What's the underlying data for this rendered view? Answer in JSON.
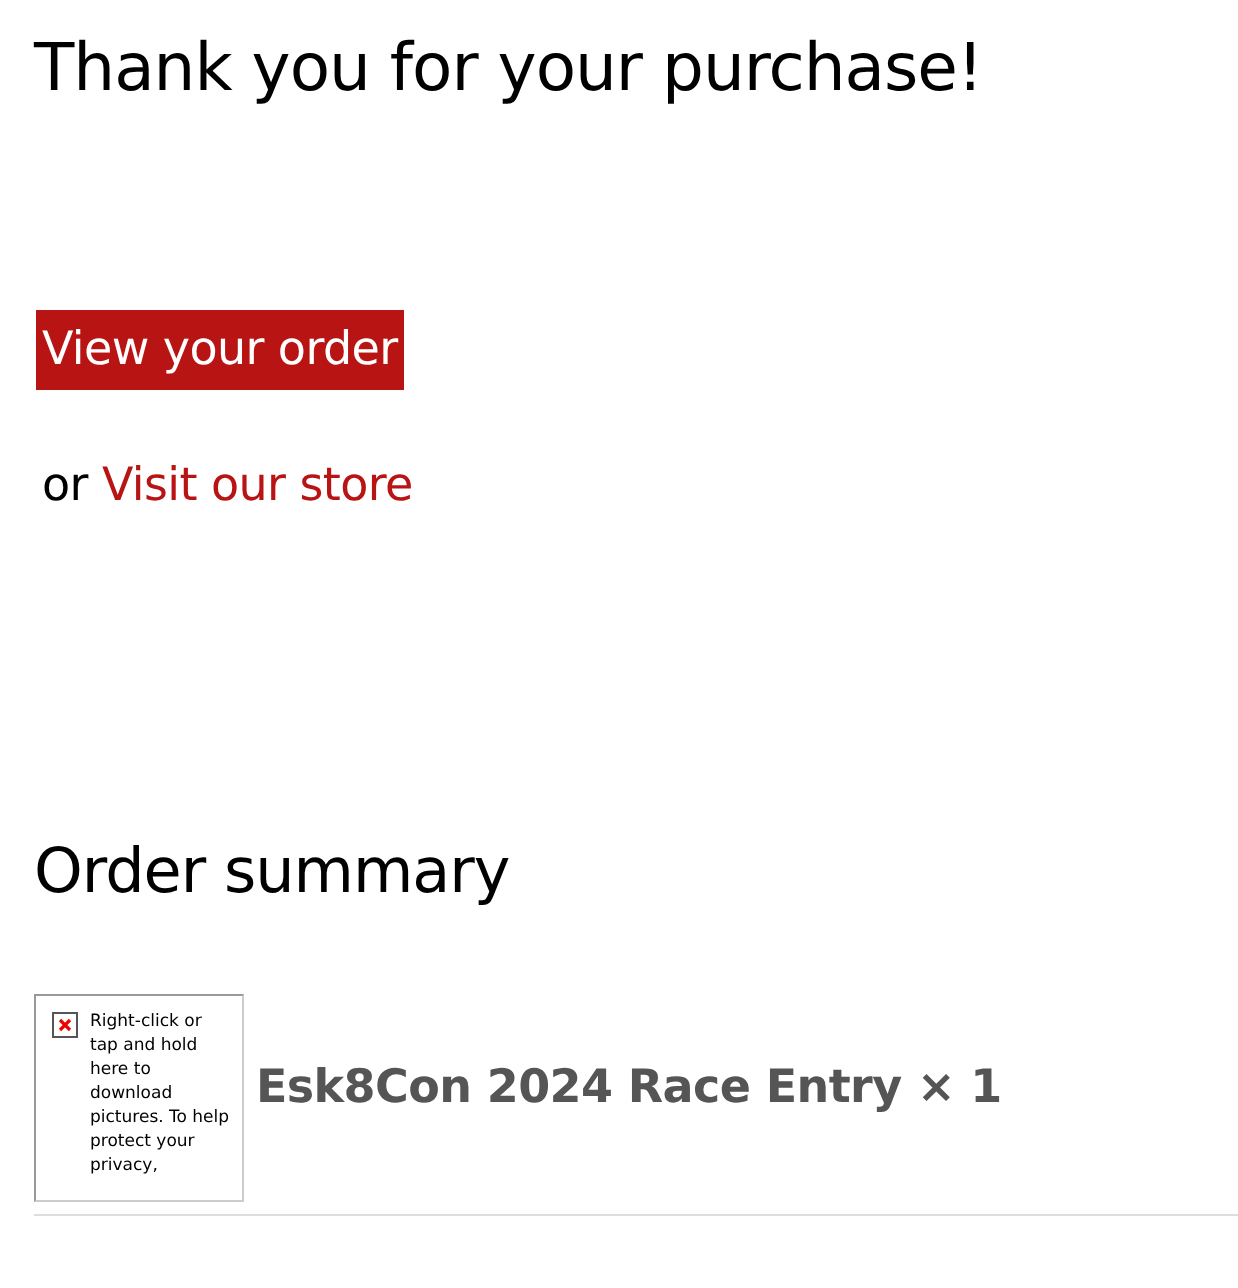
{
  "heading": "Thank you for your purchase!",
  "order_button": "View your order",
  "store_line": {
    "prefix": "or",
    "link": "Visit our store"
  },
  "summary_heading": "Order summary",
  "items": [
    {
      "image_notice": "Right-click or tap and hold here to download pictures. To help protect your privacy,",
      "title": "Esk8Con 2024 Race Entry × 1"
    }
  ]
}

============

What is being asked:
Pictures are excluded; repeat every record exactly.

Solution for this task:
What's the underlying data for this rendered view? Answer in JSON.
{
  "heading": "Thank you for your purchase!",
  "order_button": "View your order",
  "store_line": {
    "prefix": "or",
    "link": "Visit our store"
  },
  "summary_heading": "Order summary",
  "items": [
    {
      "image_notice": "Right-click or tap and hold here to download pictures. To help protect your privacy,",
      "title": "Esk8Con 2024 Race Entry × 1"
    }
  ]
}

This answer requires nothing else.